▶ YOUR GOAL
Tally up the lines where the string "estimation" appears; reply with the number only.

▶ WORKING DATA
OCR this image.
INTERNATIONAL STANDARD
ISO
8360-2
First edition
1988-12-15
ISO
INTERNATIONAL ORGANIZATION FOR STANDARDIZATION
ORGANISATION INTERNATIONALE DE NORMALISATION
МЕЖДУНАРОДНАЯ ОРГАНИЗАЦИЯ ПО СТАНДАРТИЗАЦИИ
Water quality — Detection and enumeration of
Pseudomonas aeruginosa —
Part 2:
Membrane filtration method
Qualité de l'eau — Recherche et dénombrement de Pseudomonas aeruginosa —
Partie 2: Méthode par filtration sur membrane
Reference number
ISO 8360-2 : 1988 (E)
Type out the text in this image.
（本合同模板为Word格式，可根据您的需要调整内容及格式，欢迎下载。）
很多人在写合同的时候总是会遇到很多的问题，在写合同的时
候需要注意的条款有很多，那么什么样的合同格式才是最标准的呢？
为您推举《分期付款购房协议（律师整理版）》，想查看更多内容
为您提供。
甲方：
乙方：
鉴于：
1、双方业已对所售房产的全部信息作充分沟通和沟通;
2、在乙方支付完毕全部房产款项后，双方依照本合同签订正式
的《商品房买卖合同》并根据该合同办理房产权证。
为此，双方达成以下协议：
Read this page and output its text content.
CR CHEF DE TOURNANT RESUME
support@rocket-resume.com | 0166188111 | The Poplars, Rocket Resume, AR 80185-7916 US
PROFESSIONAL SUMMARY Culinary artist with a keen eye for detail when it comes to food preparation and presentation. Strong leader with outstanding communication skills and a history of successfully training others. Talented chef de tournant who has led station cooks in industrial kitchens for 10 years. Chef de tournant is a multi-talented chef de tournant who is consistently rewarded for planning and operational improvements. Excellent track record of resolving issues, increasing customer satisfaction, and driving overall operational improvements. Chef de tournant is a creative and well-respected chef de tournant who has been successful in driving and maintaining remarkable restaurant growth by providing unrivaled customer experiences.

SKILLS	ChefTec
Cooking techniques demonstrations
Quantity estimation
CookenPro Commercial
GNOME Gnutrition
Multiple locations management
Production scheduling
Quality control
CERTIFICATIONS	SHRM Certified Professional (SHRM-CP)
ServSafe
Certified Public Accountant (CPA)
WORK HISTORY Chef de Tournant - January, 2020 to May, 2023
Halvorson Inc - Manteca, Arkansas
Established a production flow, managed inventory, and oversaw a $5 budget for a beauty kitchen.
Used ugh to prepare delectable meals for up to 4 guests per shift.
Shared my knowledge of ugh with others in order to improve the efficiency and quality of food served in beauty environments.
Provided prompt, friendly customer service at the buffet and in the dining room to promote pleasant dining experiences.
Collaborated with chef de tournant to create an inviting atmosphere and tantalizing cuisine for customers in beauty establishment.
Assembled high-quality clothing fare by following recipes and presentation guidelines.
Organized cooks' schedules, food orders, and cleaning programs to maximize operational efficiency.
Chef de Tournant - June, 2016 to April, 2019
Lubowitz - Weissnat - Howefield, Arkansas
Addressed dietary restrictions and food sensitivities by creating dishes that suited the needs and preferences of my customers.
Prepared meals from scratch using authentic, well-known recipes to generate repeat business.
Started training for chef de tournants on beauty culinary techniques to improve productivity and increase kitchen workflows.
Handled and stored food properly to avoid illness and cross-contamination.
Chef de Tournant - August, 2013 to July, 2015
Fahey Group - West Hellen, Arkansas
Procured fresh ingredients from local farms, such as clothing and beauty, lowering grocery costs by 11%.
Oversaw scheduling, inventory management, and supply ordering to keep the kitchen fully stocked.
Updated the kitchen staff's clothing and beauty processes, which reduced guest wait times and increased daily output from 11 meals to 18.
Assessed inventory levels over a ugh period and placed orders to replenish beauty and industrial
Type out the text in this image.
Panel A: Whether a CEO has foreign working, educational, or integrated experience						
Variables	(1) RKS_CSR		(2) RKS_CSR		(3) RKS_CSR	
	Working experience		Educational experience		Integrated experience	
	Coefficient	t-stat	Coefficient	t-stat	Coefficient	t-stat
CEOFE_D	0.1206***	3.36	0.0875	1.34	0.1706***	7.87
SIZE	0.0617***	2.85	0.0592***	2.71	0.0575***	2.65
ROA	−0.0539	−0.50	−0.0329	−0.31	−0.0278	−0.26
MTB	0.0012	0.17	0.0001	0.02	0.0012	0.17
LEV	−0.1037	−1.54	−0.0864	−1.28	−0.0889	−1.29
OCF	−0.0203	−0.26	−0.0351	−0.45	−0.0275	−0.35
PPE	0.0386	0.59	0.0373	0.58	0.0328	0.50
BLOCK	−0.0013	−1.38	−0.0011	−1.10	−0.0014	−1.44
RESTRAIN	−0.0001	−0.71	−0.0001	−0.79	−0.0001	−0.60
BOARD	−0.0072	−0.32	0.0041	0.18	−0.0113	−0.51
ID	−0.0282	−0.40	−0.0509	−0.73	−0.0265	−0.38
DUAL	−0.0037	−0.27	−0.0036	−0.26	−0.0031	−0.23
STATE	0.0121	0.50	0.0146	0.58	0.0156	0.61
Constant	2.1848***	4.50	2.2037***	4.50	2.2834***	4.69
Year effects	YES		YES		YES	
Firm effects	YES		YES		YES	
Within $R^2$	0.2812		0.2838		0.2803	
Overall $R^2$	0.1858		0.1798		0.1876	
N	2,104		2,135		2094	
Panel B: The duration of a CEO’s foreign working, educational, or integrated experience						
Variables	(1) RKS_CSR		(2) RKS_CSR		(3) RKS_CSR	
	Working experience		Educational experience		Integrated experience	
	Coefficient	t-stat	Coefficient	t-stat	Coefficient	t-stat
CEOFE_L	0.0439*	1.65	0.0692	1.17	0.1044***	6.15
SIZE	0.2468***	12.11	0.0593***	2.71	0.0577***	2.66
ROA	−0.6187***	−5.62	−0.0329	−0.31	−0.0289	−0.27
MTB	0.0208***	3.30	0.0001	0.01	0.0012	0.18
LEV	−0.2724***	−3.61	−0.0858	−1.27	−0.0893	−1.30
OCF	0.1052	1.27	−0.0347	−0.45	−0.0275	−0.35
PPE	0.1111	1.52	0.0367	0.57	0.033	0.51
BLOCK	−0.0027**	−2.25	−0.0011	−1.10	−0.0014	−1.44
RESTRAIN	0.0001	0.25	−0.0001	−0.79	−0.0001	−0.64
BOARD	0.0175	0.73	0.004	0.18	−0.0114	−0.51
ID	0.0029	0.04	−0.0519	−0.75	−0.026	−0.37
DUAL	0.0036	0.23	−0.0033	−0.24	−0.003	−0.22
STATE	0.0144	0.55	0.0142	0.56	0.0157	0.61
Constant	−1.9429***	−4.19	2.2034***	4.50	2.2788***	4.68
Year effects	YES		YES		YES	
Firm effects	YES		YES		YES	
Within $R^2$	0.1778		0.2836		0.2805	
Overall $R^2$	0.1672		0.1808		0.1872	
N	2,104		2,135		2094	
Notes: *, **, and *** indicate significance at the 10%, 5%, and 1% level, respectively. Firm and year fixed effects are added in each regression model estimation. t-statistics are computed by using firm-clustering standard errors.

▶ WRITTEN RESPONSE
2